§ **EXERCISE DIRECTIONS**:
In the data, extract each line that holds the string "sure".

# Start of DATASET EXTRACT

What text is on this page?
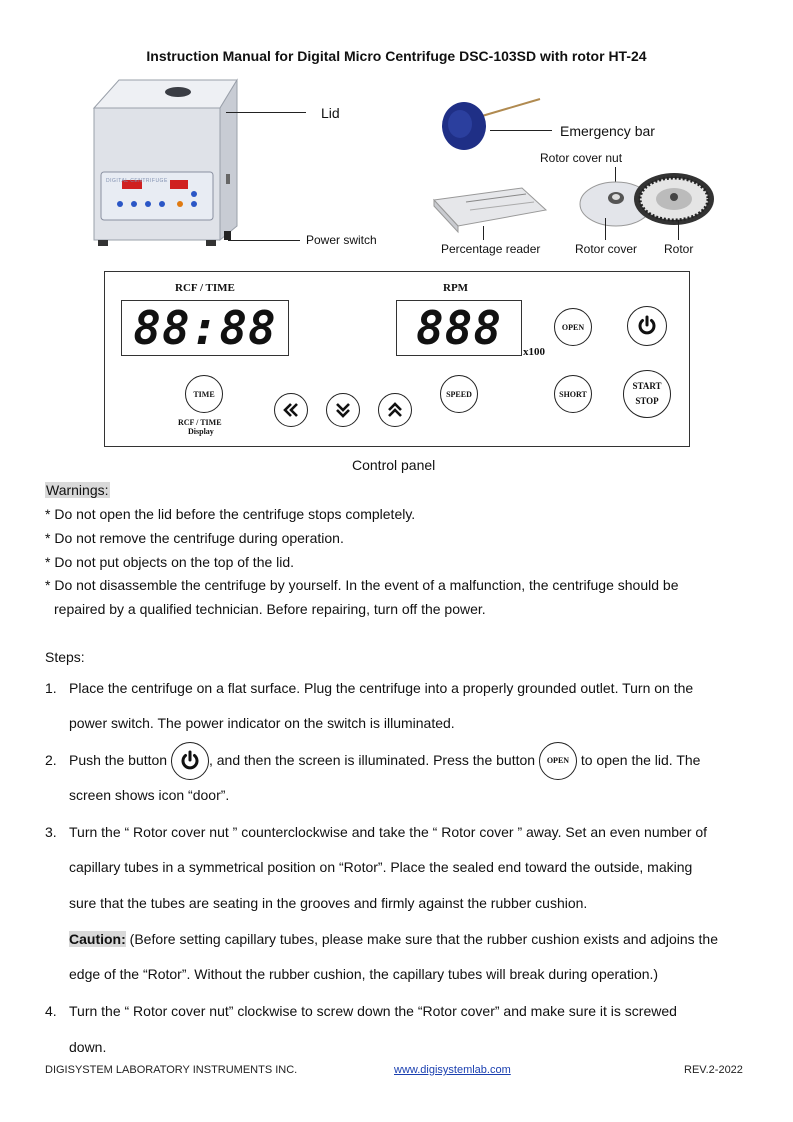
Instruction Manual for Digital Micro Centrifuge DSC-103SD with rotor HT-24
DIGITAL CENTRIFUGE
Lid
Power switch
Emergency bar
Rotor cover nut
Percentage reader	Rotor cover Rotor
RCF / TIME	RPM
88:88	888	x100
OPEN
TIME
RCF / TIME
Display
SPEED	SHORT
START
STOP
Control panel
Warnings:
* Do not open the lid before the centrifuge stops completely.
* Do not remove the centrifuge during operation.
* Do not put objects on the top of the lid.
* Do not disassemble the centrifuge by yourself. In the event of a malfunction, the centrifuge should be
repaired by a qualified technician. Before repairing, turn off the power.
Steps:
1. Place the centrifuge on a flat surface. Plug the centrifuge into a properly grounded outlet. Turn on the
power switch. The power indicator on the switch is illuminated.
2. Push the button	, and then the screen is illuminated. Press the button OPEN to open the lid. The
screen shows icon “door”.
3. Turn the “ Rotor cover nut ” counterclockwise and take the “ Rotor cover ” away. Set an even number of
capillary tubes in a symmetrical position on “Rotor”. Place the sealed end toward the outside, making
sure that the tubes are seating in the grooves and firmly against the rubber cushion.
Caution: (Before setting capillary tubes, please make sure that the rubber cushion exists and adjoins the
edge of the “Rotor”. Without the rubber cushion, the capillary tubes will break during operation.)
4. Turn the “ Rotor cover nut” clockwise to screw down the “Rotor cover” and make sure it is screwed
down.
DIGISYSTEM LABORATORY INSTRUMENTS INC.	www.digisystemlab.com	REV.2-2022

# End of DATASET EXTRACT

§ **SOLUTION TO THE EXERCISE**:
sure that the tubes are seating in the grooves and firmly against the rubber cushion.
Caution: (Before setting capillary tubes, please make sure that the rubber cushion exists and adjoins the
4. Turn the “ Rotor cover nut” clockwise to screw down the “Rotor cover” and make sure it is screwed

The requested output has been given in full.